| INSTRUCTIONS FOR THE TASK |
Output the material below in full, exactly as it is.

--- Start of DATA ENTRIES ---

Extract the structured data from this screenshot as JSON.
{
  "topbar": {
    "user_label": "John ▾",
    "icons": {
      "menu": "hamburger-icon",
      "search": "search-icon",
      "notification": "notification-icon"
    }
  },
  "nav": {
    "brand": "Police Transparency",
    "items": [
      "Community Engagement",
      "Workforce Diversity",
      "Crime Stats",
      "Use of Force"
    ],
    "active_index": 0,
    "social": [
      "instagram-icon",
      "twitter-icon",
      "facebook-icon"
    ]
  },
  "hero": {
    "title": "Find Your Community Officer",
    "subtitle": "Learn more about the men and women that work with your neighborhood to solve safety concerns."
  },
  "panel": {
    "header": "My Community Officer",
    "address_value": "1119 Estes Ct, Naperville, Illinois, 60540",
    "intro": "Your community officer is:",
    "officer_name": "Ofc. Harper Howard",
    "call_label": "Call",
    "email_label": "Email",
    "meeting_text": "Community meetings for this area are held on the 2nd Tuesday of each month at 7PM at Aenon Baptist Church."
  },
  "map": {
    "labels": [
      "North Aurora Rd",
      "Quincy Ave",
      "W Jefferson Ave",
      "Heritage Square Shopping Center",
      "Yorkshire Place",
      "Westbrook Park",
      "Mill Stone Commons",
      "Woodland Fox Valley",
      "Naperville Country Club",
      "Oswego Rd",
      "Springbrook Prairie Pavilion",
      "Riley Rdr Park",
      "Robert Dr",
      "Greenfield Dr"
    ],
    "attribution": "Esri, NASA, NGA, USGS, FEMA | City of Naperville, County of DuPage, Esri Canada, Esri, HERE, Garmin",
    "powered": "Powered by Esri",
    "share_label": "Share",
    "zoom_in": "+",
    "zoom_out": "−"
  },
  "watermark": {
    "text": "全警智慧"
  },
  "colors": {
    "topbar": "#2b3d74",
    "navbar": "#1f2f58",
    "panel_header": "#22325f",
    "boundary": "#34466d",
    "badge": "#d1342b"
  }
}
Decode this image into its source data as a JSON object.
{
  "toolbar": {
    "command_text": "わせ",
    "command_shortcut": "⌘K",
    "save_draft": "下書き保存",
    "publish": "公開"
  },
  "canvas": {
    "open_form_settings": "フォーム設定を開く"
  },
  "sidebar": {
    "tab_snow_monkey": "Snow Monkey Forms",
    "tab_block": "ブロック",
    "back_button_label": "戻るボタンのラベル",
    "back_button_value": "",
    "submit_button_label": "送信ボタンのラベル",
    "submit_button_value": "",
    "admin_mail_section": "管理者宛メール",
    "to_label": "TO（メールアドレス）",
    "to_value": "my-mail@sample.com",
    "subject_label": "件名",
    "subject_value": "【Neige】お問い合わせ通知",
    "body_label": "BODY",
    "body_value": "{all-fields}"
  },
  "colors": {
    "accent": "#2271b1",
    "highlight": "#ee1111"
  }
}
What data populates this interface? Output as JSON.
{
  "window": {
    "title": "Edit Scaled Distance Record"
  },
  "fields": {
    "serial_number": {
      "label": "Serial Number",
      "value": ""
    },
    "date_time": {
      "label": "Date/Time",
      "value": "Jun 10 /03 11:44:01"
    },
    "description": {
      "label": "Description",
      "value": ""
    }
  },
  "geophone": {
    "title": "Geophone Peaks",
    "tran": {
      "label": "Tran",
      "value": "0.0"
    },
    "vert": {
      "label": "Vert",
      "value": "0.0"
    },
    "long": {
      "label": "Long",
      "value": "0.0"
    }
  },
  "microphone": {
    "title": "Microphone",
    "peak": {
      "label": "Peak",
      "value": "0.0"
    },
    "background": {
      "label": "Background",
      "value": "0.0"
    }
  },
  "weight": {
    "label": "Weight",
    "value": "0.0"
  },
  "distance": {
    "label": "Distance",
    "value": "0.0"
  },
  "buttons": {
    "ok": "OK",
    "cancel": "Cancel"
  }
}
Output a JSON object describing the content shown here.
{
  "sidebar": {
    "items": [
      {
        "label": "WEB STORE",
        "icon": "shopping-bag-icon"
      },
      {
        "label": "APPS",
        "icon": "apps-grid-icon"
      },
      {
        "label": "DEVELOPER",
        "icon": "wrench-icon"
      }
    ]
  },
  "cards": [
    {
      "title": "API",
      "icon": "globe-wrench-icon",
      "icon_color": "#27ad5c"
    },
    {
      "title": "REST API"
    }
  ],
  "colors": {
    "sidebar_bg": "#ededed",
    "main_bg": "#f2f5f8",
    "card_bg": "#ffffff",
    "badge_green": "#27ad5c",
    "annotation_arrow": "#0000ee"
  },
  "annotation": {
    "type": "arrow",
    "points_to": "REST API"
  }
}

--- End of DATA ENTRIES ---

| PROBLEM SOLUTION |
Extract the structured data from this screenshot as JSON.
{
  "topbar": {
    "user_label": "John ▾",
    "icons": {
      "menu": "hamburger-icon",
      "search": "search-icon",
      "notification": "notification-icon"
    }
  },
  "nav": {
    "brand": "Police Transparency",
    "items": [
      "Community Engagement",
      "Workforce Diversity",
      "Crime Stats",
      "Use of Force"
    ],
    "active_index": 0,
    "social": [
      "instagram-icon",
      "twitter-icon",
      "facebook-icon"
    ]
  },
  "hero": {
    "title": "Find Your Community Officer",
    "subtitle": "Learn more about the men and women that work with your neighborhood to solve safety concerns."
  },
  "panel": {
    "header": "My Community Officer",
    "address_value": "1119 Estes Ct, Naperville, Illinois, 60540",
    "intro": "Your community officer is:",
    "officer_name": "Ofc. Harper Howard",
    "call_label": "Call",
    "email_label": "Email",
    "meeting_text": "Community meetings for this area are held on the 2nd Tuesday of each month at 7PM at Aenon Baptist Church."
  },
  "map": {
    "labels": [
      "North Aurora Rd",
      "Quincy Ave",
      "W Jefferson Ave",
      "Heritage Square Shopping Center",
      "Yorkshire Place",
      "Westbrook Park",
      "Mill Stone Commons",
      "Woodland Fox Valley",
      "Naperville Country Club",
      "Oswego Rd",
      "Springbrook Prairie Pavilion",
      "Riley Rdr Park",
      "Robert Dr",
      "Greenfield Dr"
    ],
    "attribution": "Esri, NASA, NGA, USGS, FEMA | City of Naperville, County of DuPage, Esri Canada, Esri, HERE, Garmin",
    "powered": "Powered by Esri",
    "share_label": "Share",
    "zoom_in": "+",
    "zoom_out": "−"
  },
  "watermark": {
    "text": "全警智慧"
  },
  "colors": {
    "topbar": "#2b3d74",
    "navbar": "#1f2f58",
    "panel_header": "#22325f",
    "boundary": "#34466d",
    "badge": "#d1342b"
  }
}
Decode this image into its source data as a JSON object.
{
  "toolbar": {
    "command_text": "わせ",
    "command_shortcut": "⌘K",
    "save_draft": "下書き保存",
    "publish": "公開"
  },
  "canvas": {
    "open_form_settings": "フォーム設定を開く"
  },
  "sidebar": {
    "tab_snow_monkey": "Snow Monkey Forms",
    "tab_block": "ブロック",
    "back_button_label": "戻るボタンのラベル",
    "back_button_value": "",
    "submit_button_label": "送信ボタンのラベル",
    "submit_button_value": "",
    "admin_mail_section": "管理者宛メール",
    "to_label": "TO（メールアドレス）",
    "to_value": "my-mail@sample.com",
    "subject_label": "件名",
    "subject_value": "【Neige】お問い合わせ通知",
    "body_label": "BODY",
    "body_value": "{all-fields}"
  },
  "colors": {
    "accent": "#2271b1",
    "highlight": "#ee1111"
  }
}
What data populates this interface? Output as JSON.
{
  "window": {
    "title": "Edit Scaled Distance Record"
  },
  "fields": {
    "serial_number": {
      "label": "Serial Number",
      "value": ""
    },
    "date_time": {
      "label": "Date/Time",
      "value": "Jun 10 /03 11:44:01"
    },
    "description": {
      "label": "Description",
      "value": ""
    }
  },
  "geophone": {
    "title": "Geophone Peaks",
    "tran": {
      "label": "Tran",
      "value": "0.0"
    },
    "vert": {
      "label": "Vert",
      "value": "0.0"
    },
    "long": {
      "label": "Long",
      "value": "0.0"
    }
  },
  "microphone": {
    "title": "Microphone",
    "peak": {
      "label": "Peak",
      "value": "0.0"
    },
    "background": {
      "label": "Background",
      "value": "0.0"
    }
  },
  "weight": {
    "label": "Weight",
    "value": "0.0"
  },
  "distance": {
    "label": "Distance",
    "value": "0.0"
  },
  "buttons": {
    "ok": "OK",
    "cancel": "Cancel"
  }
}
Output a JSON object describing the content shown here.
{
  "sidebar": {
    "items": [
      {
        "label": "WEB STORE",
        "icon": "shopping-bag-icon"
      },
      {
        "label": "APPS",
        "icon": "apps-grid-icon"
      },
      {
        "label": "DEVELOPER",
        "icon": "wrench-icon"
      }
    ]
  },
  "cards": [
    {
      "title": "API",
      "icon": "globe-wrench-icon",
      "icon_color": "#27ad5c"
    },
    {
      "title": "REST API"
    }
  ],
  "colors": {
    "sidebar_bg": "#ededed",
    "main_bg": "#f2f5f8",
    "card_bg": "#ffffff",
    "badge_green": "#27ad5c",
    "annotation_arrow": "#0000ee"
  },
  "annotation": {
    "type": "arrow",
    "points_to": "REST API"
  }
}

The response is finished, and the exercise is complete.